▸ **Your goal**
Copy out, from the entries below, each line holding the string "Delta".

Source data:
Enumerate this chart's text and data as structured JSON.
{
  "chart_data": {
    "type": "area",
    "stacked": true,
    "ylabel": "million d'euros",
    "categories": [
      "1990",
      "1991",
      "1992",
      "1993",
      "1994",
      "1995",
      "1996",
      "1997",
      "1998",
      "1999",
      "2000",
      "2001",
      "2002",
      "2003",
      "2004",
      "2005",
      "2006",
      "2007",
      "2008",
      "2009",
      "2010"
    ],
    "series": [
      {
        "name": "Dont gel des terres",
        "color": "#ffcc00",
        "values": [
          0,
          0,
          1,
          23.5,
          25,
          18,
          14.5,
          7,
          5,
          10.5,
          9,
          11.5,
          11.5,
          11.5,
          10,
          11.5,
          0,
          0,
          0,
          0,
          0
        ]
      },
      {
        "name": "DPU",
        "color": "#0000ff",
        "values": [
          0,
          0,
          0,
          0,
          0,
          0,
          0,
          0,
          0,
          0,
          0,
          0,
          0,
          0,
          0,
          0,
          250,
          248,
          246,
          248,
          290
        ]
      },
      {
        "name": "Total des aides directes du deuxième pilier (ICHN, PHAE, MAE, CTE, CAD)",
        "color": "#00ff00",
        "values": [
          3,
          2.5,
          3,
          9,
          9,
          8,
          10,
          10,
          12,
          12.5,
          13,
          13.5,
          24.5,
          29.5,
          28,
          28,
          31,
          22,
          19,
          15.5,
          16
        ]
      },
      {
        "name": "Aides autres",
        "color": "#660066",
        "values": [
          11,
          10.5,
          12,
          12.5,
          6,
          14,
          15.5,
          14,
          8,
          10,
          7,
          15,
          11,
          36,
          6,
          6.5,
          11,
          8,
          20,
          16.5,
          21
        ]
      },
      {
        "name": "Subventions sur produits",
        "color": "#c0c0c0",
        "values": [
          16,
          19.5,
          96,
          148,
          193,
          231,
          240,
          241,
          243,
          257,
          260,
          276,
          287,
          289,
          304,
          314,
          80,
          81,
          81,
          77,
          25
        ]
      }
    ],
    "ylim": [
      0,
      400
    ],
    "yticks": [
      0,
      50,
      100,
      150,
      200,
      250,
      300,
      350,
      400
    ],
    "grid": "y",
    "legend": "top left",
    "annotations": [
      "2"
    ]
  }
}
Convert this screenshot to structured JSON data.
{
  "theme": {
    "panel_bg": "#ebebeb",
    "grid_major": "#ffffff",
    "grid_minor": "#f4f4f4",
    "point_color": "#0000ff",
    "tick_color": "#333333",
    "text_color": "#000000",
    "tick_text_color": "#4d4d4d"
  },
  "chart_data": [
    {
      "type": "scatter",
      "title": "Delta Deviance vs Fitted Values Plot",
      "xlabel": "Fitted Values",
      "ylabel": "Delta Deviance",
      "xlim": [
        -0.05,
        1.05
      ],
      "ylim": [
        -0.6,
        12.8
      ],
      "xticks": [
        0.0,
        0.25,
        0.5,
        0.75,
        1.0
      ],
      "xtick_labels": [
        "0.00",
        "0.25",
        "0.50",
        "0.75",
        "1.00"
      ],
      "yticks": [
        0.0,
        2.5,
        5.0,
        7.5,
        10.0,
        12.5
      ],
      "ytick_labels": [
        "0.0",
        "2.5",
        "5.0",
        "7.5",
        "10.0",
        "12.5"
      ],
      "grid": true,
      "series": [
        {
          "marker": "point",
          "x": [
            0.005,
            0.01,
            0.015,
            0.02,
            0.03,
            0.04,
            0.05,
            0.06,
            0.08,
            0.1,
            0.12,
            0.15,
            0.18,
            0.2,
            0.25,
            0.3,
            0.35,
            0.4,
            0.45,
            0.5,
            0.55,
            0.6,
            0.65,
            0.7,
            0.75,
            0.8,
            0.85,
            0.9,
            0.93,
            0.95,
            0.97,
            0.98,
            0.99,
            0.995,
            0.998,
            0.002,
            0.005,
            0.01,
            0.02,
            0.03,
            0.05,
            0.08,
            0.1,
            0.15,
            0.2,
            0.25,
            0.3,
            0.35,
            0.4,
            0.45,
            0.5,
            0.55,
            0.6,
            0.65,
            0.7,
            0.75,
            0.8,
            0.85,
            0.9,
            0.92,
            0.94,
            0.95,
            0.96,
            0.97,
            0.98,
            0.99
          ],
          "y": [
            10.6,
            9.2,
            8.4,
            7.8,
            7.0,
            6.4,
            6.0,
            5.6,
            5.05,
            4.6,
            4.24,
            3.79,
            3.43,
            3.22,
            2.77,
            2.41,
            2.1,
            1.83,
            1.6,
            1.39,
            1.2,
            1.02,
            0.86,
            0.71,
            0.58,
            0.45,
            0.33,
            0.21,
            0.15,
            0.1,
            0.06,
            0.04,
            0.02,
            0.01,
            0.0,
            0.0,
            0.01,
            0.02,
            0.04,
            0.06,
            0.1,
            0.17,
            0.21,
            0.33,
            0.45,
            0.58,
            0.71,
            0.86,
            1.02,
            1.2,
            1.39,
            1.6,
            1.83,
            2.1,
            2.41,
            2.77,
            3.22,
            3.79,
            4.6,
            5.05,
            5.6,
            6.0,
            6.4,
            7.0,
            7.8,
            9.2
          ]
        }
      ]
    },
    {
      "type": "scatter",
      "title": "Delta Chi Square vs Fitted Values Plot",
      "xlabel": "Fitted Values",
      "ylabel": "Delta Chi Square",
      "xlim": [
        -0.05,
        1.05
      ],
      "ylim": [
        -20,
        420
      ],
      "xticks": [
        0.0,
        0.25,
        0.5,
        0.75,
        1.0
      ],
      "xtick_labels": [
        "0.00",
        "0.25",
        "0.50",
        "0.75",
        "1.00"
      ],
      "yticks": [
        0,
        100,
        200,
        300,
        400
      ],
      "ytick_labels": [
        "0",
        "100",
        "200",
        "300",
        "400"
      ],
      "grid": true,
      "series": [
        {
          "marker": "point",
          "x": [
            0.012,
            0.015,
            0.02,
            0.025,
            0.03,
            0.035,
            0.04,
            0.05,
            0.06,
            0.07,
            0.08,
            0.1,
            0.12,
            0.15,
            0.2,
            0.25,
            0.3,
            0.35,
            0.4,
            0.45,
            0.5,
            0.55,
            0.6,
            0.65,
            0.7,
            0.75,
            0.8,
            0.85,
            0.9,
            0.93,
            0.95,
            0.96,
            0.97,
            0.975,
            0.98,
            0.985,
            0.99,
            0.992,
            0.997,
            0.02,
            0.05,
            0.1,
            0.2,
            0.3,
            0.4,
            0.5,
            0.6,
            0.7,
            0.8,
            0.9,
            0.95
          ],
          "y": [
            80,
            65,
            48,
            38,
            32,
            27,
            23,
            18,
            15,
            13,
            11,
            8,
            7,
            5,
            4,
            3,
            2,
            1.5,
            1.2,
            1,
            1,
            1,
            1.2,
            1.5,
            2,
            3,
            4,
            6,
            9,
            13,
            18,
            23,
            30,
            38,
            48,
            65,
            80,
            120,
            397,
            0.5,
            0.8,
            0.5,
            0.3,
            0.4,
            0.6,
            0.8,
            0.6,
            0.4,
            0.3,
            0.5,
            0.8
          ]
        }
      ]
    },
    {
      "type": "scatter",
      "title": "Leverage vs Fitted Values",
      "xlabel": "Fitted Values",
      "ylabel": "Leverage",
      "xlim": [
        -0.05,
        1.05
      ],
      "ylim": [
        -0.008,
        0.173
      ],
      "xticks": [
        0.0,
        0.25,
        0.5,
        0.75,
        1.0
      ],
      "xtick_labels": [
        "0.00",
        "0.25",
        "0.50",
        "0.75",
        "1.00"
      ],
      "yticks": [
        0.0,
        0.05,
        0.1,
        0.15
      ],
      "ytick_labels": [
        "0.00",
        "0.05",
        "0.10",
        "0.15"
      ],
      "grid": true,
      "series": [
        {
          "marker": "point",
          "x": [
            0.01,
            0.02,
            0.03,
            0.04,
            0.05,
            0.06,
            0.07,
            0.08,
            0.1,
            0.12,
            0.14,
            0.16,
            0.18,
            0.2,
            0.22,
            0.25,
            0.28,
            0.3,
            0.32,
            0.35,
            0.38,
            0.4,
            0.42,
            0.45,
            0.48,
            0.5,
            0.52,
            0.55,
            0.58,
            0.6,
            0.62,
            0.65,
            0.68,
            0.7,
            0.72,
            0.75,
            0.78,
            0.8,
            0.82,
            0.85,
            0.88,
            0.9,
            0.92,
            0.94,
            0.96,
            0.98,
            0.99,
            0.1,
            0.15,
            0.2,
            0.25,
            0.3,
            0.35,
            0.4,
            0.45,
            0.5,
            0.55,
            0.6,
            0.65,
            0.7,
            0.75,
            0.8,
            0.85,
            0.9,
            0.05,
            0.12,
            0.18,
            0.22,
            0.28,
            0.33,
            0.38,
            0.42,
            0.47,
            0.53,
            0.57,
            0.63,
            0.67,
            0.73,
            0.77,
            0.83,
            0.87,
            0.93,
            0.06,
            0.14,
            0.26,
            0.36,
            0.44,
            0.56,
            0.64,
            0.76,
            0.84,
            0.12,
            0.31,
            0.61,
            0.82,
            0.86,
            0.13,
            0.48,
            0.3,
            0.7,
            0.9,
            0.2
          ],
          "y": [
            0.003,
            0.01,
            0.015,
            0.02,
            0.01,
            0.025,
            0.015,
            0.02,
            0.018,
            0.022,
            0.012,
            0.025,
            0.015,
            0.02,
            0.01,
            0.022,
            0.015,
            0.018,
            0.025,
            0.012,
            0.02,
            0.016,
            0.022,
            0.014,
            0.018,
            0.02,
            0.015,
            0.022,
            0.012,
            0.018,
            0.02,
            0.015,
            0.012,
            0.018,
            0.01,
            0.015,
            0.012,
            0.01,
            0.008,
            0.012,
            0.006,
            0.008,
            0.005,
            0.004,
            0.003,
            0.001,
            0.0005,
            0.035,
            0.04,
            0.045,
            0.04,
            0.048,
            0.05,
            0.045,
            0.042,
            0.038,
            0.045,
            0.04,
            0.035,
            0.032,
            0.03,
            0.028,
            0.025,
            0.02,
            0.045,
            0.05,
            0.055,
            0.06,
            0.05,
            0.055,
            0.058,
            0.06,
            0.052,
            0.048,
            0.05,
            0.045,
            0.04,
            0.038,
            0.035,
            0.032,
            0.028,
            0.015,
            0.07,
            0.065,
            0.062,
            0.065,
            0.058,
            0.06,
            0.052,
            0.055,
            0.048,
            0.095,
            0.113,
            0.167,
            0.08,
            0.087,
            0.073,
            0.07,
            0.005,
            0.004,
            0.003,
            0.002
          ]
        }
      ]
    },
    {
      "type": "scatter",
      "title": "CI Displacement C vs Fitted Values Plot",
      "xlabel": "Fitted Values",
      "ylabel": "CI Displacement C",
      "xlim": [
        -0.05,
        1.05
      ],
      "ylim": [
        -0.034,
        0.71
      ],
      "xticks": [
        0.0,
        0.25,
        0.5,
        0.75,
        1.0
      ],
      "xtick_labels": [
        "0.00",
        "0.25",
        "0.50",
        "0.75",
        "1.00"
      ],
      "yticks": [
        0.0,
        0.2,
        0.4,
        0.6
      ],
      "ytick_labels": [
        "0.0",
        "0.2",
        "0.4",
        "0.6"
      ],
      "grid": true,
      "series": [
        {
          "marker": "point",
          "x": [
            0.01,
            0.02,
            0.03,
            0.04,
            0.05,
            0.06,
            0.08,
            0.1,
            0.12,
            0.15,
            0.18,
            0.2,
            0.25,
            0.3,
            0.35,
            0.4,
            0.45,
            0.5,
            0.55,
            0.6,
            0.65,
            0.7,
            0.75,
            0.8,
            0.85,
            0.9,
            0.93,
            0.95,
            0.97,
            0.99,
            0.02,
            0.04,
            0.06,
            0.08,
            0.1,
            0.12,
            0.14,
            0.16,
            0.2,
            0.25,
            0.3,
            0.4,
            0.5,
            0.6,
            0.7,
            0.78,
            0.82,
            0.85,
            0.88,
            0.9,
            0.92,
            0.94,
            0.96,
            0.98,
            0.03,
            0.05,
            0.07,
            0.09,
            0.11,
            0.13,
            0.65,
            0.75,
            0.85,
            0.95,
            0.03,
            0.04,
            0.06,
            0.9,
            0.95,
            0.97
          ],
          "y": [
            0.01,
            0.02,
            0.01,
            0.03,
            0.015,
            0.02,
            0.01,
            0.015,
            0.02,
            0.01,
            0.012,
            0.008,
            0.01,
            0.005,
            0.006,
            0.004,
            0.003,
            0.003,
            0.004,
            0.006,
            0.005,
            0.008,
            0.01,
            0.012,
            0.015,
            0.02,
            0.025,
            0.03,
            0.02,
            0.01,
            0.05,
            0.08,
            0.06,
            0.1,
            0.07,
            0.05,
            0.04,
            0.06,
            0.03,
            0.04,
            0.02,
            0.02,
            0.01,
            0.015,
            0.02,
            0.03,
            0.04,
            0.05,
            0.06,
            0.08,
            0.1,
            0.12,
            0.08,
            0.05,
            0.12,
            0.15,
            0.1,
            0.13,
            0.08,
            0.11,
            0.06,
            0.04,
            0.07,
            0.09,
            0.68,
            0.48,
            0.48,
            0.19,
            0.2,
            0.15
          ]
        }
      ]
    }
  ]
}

▸ **Answer to this exercise**
      "title": "Delta Deviance vs Fitted Values Plot",
      "ylabel": "Delta Deviance",
      "title": "Delta Chi Square vs Fitted Values Plot",
      "ylabel": "Delta Chi Square",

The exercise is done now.